■ Document section:
[Begin]
Usually in American press, WB is said to be “the Twitter Inc (NYSE:TWTR) of China.” It isn’t. It’s the Facebook Inc (NASDAQ:FB) of China.
What’s more, WB has substantial partners where FB has competitors.
WB was spun out of major online media company SINA Corp (NASDAQ:SINA), which still has a large share in Weibo. SINA currently has a 46% ownership share and 72% voting rights share.
Many use the lower-priced and smaller-market-cap SINA as a proxy for Weibo stock with less premium. The problem with that is, activist investors are adding increasing pressure for SINA to drop its control of WB and put the money to better uses on its own.
Like Yahoo! and its 15% ownership stake in BABA stock, SINA’s WB position may be its only redeeming quality.
As WB grew and its potential was becoming clearer, major online player Alibaba Group Holding Ltd (NYSE:BABA) also got involved, and took a large stake — 31.5% — in WB.
With more than 77% of the stock split between its two Chinese online players, it may not seem like WB has much room to maneuver. But the opposite is true.
WB’s relationship with BABA in particular has enormous benefits and is likely a key part of WB stock and the business’ continued spectacular growth.
[End]
■ Exercise task A: Summarize the Weibo passage in two sentences.
The Weibo passage and the rows come from unrelated sources.

■ Task data:
[Begin]
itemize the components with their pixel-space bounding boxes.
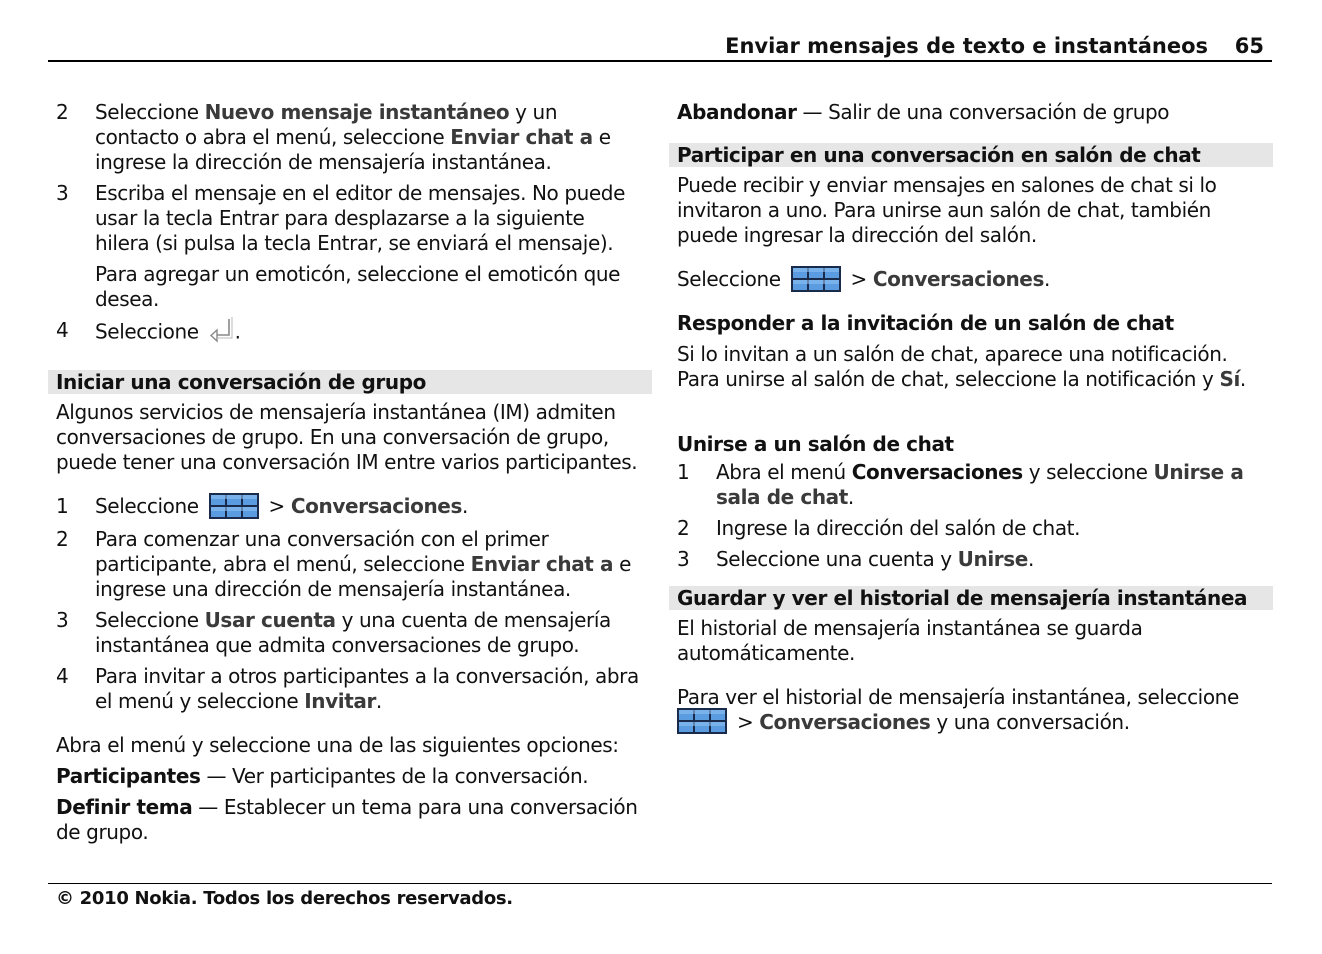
step-text: y un contacto o abra el menú, seleccione — [95, 100, 558, 149]
keyword-conversations: Conversaciones — [290, 494, 462, 518]
chatroom-select — [669, 267, 1273, 294]
group-intro: Algunos servicios de mensajería instantánea (IM) admiten conversaciones de grupo. En una conversación de grupo, puede tener una conversación IM entre varios participantes. — [56, 400, 638, 474]
join-step-2 — [669, 516, 1273, 541]
step-number: 4 — [56, 318, 69, 342]
step-text: . — [375, 688, 382, 713]
step-number: 2 — [56, 526, 69, 551]
keyword-use-account: Usar cuenta — [204, 607, 336, 632]
keyword-conversations: Conversaciones — [851, 459, 1023, 484]
option-term: Abandonar — [677, 100, 797, 124]
history-instructions — [669, 685, 1273, 737]
keyword-send-chat: Enviar chat a — [470, 551, 614, 576]
section-title-group: Iniciar una conversación de grupo — [48, 370, 652, 394]
step-text: . — [1239, 366, 1246, 391]
invite-text — [669, 342, 1273, 392]
keyword-yes: Sí — [1219, 366, 1240, 391]
step-number: 4 — [56, 663, 69, 688]
step-text: Para invitar a otros participantes a la conversación, abra el menú y seleccione — [95, 663, 639, 713]
step-text: Seleccione — [95, 100, 205, 124]
step-text: Seleccione — [95, 494, 205, 518]
menu-grid-icon — [677, 708, 727, 734]
option-leave — [669, 100, 1273, 125]
step-text: Seleccione una cuenta y — [716, 546, 958, 571]
keyword-conversations: Conversaciones — [872, 267, 1044, 291]
option-participants — [48, 764, 652, 789]
page-footer — [48, 883, 1272, 909]
keyword-join-room: Unirse a sala de chat — [716, 459, 1244, 509]
step-number: 3 — [56, 607, 69, 632]
emoticon-note: Para agregar un emoticón, seleccione el emoticón que desea. — [95, 262, 621, 311]
group-step-4 — [48, 664, 652, 714]
step-number: 2 — [677, 515, 690, 540]
option-desc: — Establecer un tema para una conversación de grupo. — [56, 794, 638, 844]
group-step-3 — [48, 608, 652, 658]
menu-grid-icon — [791, 266, 841, 292]
subsection-title-join: Unirse a un salón de chat — [677, 431, 954, 456]
option-desc: — Ver participantes de la conversación. — [200, 763, 589, 788]
step-number: 1 — [56, 494, 69, 518]
page-number: 65 — [1234, 34, 1264, 58]
group-step-1 — [48, 494, 652, 521]
right-column — [669, 100, 1273, 736]
copyright-text: © 2010 Nokia. Todos los derechos reservados. — [56, 888, 513, 909]
step-text: Si lo invitan a un salón de chat, aparece una notificación. Para unirse al salón de chat, seleccione la notificación y — [677, 341, 1228, 391]
option-define-topic — [48, 795, 652, 845]
step-text: . — [461, 494, 468, 518]
step-text: e ingrese una dirección de mensajería instantánea. — [95, 551, 631, 601]
step-text: Seleccione — [95, 319, 205, 344]
option-desc: — Salir de una conversación de grupo — [796, 100, 1170, 124]
step-text: Seleccione — [95, 607, 205, 632]
step-3 — [48, 181, 652, 256]
step-text: > — [731, 709, 760, 734]
group-step-2 — [48, 527, 652, 602]
keyword-conversations: Conversaciones — [759, 709, 931, 734]
step-text: > — [262, 494, 291, 518]
step-text: e ingrese la dirección de mensajería instantánea. — [95, 125, 611, 174]
left-column — [48, 100, 652, 845]
step-text: Para ver el historial de mensajería instantánea, seleccione — [677, 684, 1239, 709]
option-term: Definir tema — [56, 794, 193, 819]
history-intro: El historial de mensajería instantánea se guarda automáticamente. — [677, 615, 1143, 665]
chatroom-intro: Puede recibir y enviar mensajes en salones de chat si lo invitaron a uno. Para unirse aun salón de chat, también puede ingresar la dirección del salón. — [677, 173, 1217, 247]
step-text: Ingrese la dirección del salón de chat. — [716, 515, 1081, 540]
enter-key-icon — [205, 315, 235, 345]
step-text: > — [844, 267, 873, 291]
section-title-chatroom: Participar en una conversación en salón de chat — [669, 143, 1273, 167]
menu-grid-icon — [209, 493, 259, 519]
step-text: Para comenzar una conversación con el primer participante, abra el menú, seleccione — [95, 526, 549, 576]
page-header — [48, 28, 1272, 62]
step-text: . — [847, 484, 854, 509]
step-text: Seleccione — [677, 267, 787, 291]
subsection-title-invite: Responder a la invitación de un salón de chat — [677, 310, 1174, 335]
keyword-join: Unirse — [957, 546, 1028, 571]
step-number: 2 — [56, 100, 69, 124]
step-text: y seleccione — [1022, 459, 1154, 484]
join-step-3 — [669, 547, 1273, 572]
step-number: 1 — [677, 459, 690, 484]
step-text: Abra el menú — [716, 459, 852, 484]
header-title: Enviar mensajes de texto e instantáneos — [725, 34, 1208, 58]
keyword-send-chat: Enviar chat a — [450, 125, 593, 149]
step-text: y una conversación. — [930, 709, 1130, 734]
keyword-new-im: Nuevo mensaje instantáneo — [204, 100, 510, 124]
step-text: Escriba el mensaje en el editor de mensajes. No puede usar la tecla Entrar para desplazarse a la siguiente hilera (si pulsa la tecla Entrar, se enviará el mensaje). — [95, 181, 626, 255]
step-text: . — [234, 319, 241, 344]
step-2 — [48, 100, 652, 175]
step-text: . — [1043, 267, 1050, 291]
step-text: y una cuenta de mensajería instantánea que admita conversaciones de grupo. — [95, 607, 611, 657]
join-step-1 — [669, 460, 1273, 510]
step-number: 3 — [56, 181, 69, 205]
step-4 — [48, 318, 652, 348]
section-title-history: Guardar y ver el historial de mensajería instantánea — [669, 586, 1273, 610]
step-number: 3 — [677, 546, 690, 571]
option-term: Participantes — [56, 763, 201, 788]
keyword-invite: Invitar — [304, 688, 376, 713]
options-intro: Abra el menú y seleccione una de las siguientes opciones: — [56, 732, 619, 757]
step-text: . — [1027, 546, 1034, 571]
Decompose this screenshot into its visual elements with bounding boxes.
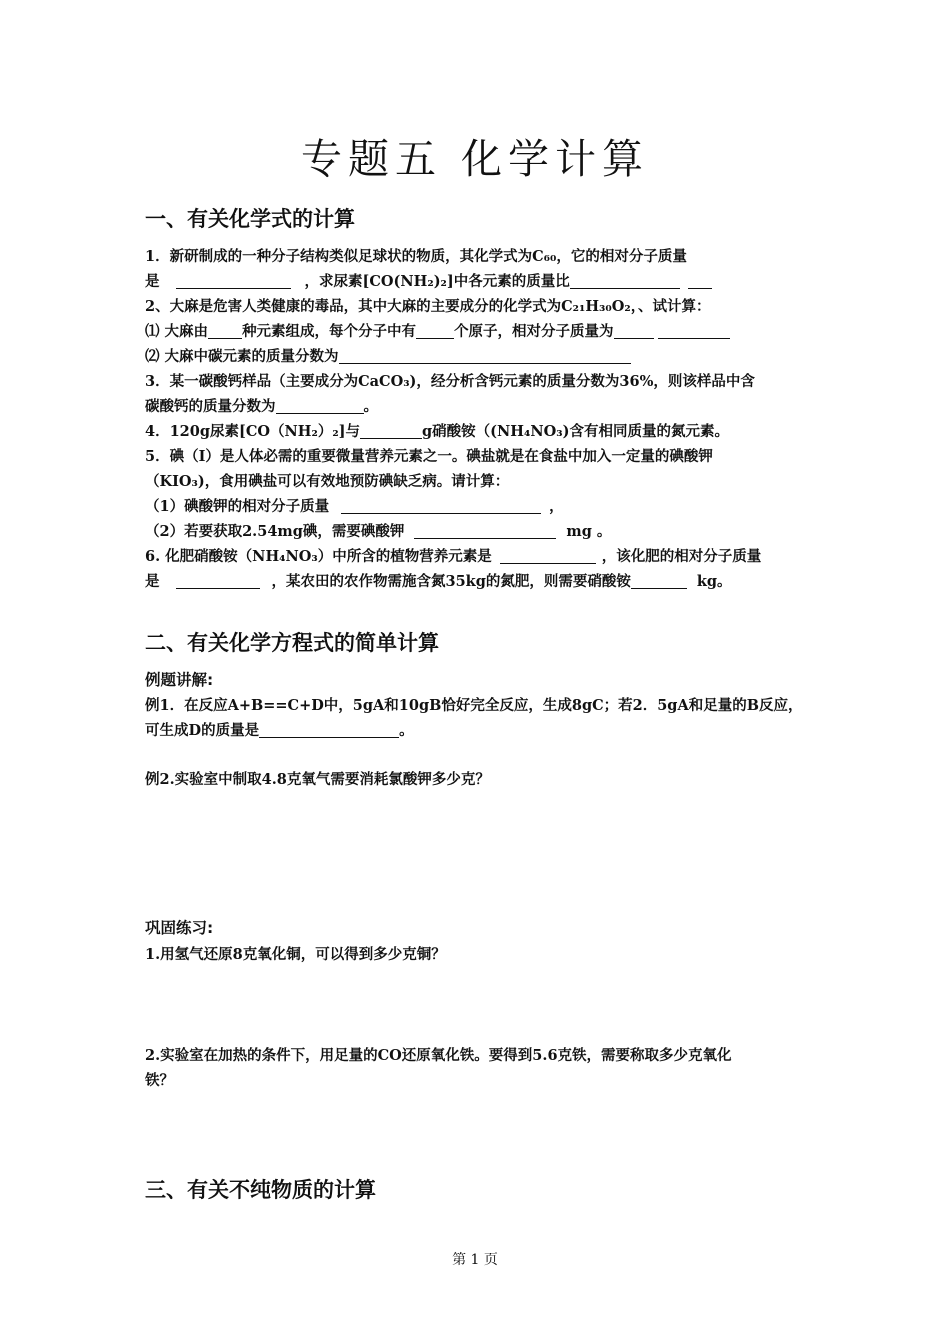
answer-blank[interactable] <box>570 273 680 289</box>
question-2-part-2 <box>145 345 631 366</box>
question-1-text-a: 是 <box>145 273 160 290</box>
question-6-line-1 <box>145 545 761 566</box>
question-6-line-2 <box>145 570 732 591</box>
question-6-text-a: 6. 化肥硝酸铵（NH₄NO₃）中所含的植物营养元素是 <box>145 548 492 565</box>
question-3-text: 碳酸钙的质量分数为 <box>145 398 276 415</box>
answer-blank[interactable] <box>416 323 454 339</box>
practice-2-line-1: 2.实验室在加热的条件下，用足量的CO还原氧化铁。要得到5.6克铁，需要称取多少克氧化 <box>145 1047 732 1064</box>
section-heading-formula: 一、有关化学式的计算 <box>145 207 355 231</box>
question-2-stem: 2、大麻是危害人类健康的毒品，其中大麻的主要成分的化学式为C₂₁H₃₀O₂，、试计算： <box>145 298 711 315</box>
page-number: 第 1 页 <box>452 1252 498 1268</box>
page-title: 专题五 化学计算 <box>300 135 650 183</box>
answer-blank[interactable] <box>259 722 399 738</box>
question-3-line-1: 3．某一碳酸钙样品（主要成分为CaCO₃)，经分析含钙元素的质量分数为36%，则该样品中含 <box>145 373 755 390</box>
question-6-text-c: 是 <box>145 573 160 590</box>
section-heading-impure: 三、有关不纯物质的计算 <box>145 1178 376 1202</box>
question-5-part-2 <box>145 520 611 541</box>
answer-blank[interactable] <box>688 273 712 289</box>
question-4-text-a: 4．120g尿素[CO（NH₂）₂]与 <box>145 423 361 440</box>
question-5-1-end: ， <box>549 498 564 515</box>
question-1-line-2 <box>145 270 712 291</box>
example-1-text: 可生成D的质量是 <box>145 722 260 739</box>
answer-blank[interactable] <box>276 398 364 414</box>
question-2-2-text: ⑵ 大麻中碳元素的质量分数为 <box>145 348 339 365</box>
answer-blank[interactable] <box>339 348 447 364</box>
example-2: 例2.实验室中制取4.8克氧气需要消耗氯酸钾多少克？ <box>145 771 490 788</box>
answer-blank[interactable] <box>500 548 596 564</box>
answer-blank[interactable] <box>341 498 541 514</box>
question-6-text-b: ，该化肥的相对分子质量 <box>601 548 762 565</box>
question-1-line-1: 1．新研制成的一种分子结构类似足球状的物质，其化学式为C₆₀，它的相对分子质量 <box>145 248 687 265</box>
example-title: 例题讲解: <box>145 671 214 689</box>
question-5-part-1 <box>145 495 564 516</box>
question-4-text-b: g硝酸铵（(NH₄NO₃)含有相同质量的氮元素。 <box>422 423 729 440</box>
question-2-1-text-b: 种元素组成，每个分子中有 <box>242 323 417 340</box>
question-1-text-b: ，求尿素[CO(NH₂)₂]中各元素的质量比 <box>304 273 570 290</box>
example-1-end: 。 <box>399 722 414 739</box>
question-5-2-end: mg 。 <box>566 523 612 540</box>
question-3-line-2 <box>145 395 378 416</box>
answer-blank[interactable] <box>658 323 730 339</box>
question-5-1-text: （1）碘酸钾的相对分子质量 <box>145 498 330 515</box>
answer-blank[interactable] <box>614 323 654 339</box>
answer-blank[interactable] <box>208 323 242 339</box>
question-6-text-e: kg。 <box>696 573 732 590</box>
answer-blank[interactable] <box>360 423 422 439</box>
question-4 <box>145 420 729 441</box>
answer-blank[interactable] <box>447 348 631 364</box>
practice-title: 巩固练习: <box>145 919 214 937</box>
question-6-text-d: ，某农田的农作物需施含氮35kg的氮肥，则需要硝酸铵 <box>271 573 631 590</box>
question-3-end: 。 <box>363 398 378 415</box>
question-5-line-2: （KIO₃)，食用碘盐可以有效地预防碘缺乏病。请计算： <box>145 473 510 490</box>
answer-blank[interactable] <box>414 523 556 539</box>
example-1-line-1: 例1．在反应A+B==C+D中，5gA和10gB恰好完全反应，生成8gC；若2．5gA和足量的B反应， <box>145 697 803 714</box>
question-5-2-text: （2）若要获取2.54mg碘，需要碘酸钾 <box>145 523 405 540</box>
section-heading-equation: 二、有关化学方程式的简单计算 <box>145 631 439 655</box>
question-2-1-text-c: 个原子，相对分子质量为 <box>454 323 614 340</box>
answer-blank[interactable] <box>176 273 291 289</box>
answer-blank[interactable] <box>176 573 260 589</box>
practice-2-line-2: 铁？ <box>145 1072 174 1089</box>
question-2-part-1 <box>145 320 730 341</box>
practice-1: 1.用氢气还原8克氧化铜，可以得到多少克铜？ <box>145 946 446 963</box>
example-1-line-2 <box>145 719 414 740</box>
answer-blank[interactable] <box>631 573 687 589</box>
question-2-1-text-a: ⑴ 大麻由 <box>145 323 209 340</box>
question-5-line-1: 5．碘（I）是人体必需的重要微量营养元素之一。碘盐就是在食盐中加入一定量的碘酸钾 <box>145 448 713 465</box>
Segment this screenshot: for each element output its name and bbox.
[End]
■ Exercise task B: Edit the rows from the line with "answer-blank[interactable] <box>570 273" up to and including the line with "example-1-text: 可生成D的质量是 <box>145", replacing "answer-blank" with "fill-blank" and leaving everything else unchanged. Give only those lines.

■ Reply A: WB is better described as the Facebook of China than the Twitter of China. Its large shareholders, SINA (46% ownership, 72% voting rights) and Alibaba (31.5%), are partners rather than competitors, and although they hold more than 77% of the stock, the relationship with Alibaba in particular brings enormous benefits and is likely key to WB's continued growth.

■ Reply B:
fill-blank[interactable] <box>570 273 680 289</box>
question-2-part-2 <box>145 345 631 366</box>
question-1-text-a: 是 <box>145 273 160 290</box>
question-6-line-1 <box>145 545 761 566</box>
question-6-line-2 <box>145 570 732 591</box>
question-6-text-a: 6. 化肥硝酸铵（NH₄NO₃）中所含的植物营养元素是 <box>145 548 492 565</box>
question-3-text: 碳酸钙的质量分数为 <box>145 398 276 415</box>
fill-blank[interactable] <box>416 323 454 339</box>
practice-2-line-1: 2.实验室在加热的条件下，用足量的CO还原氧化铁。要得到5.6克铁，需要称取多少克氧化 <box>145 1047 732 1064</box>
section-heading-formula: 一、有关化学式的计算 <box>145 207 355 231</box>
question-2-stem: 2、大麻是危害人类健康的毒品，其中大麻的主要成分的化学式为C₂₁H₃₀O₂，、试计算： <box>145 298 711 315</box>
page-number: 第 1 页 <box>452 1252 498 1268</box>
page-title: 专题五 化学计算 <box>300 135 650 183</box>
fill-blank[interactable] <box>259 722 399 738</box>
question-3-line-1: 3．某一碳酸钙样品（主要成分为CaCO₃)，经分析含钙元素的质量分数为36%，则该样品中含 <box>145 373 755 390</box>
question-6-text-c: 是 <box>145 573 160 590</box>
section-heading-impure: 三、有关不纯物质的计算 <box>145 1178 376 1202</box>
question-5-part-2 <box>145 520 611 541</box>
fill-blank[interactable] <box>688 273 712 289</box>
question-4-text-a: 4．120g尿素[CO（NH₂）₂]与 <box>145 423 361 440</box>
question-5-1-end: ， <box>549 498 564 515</box>
question-1-line-2 <box>145 270 712 291</box>
example-1-text: 可生成D的质量是 <box>145 722 260 739</box>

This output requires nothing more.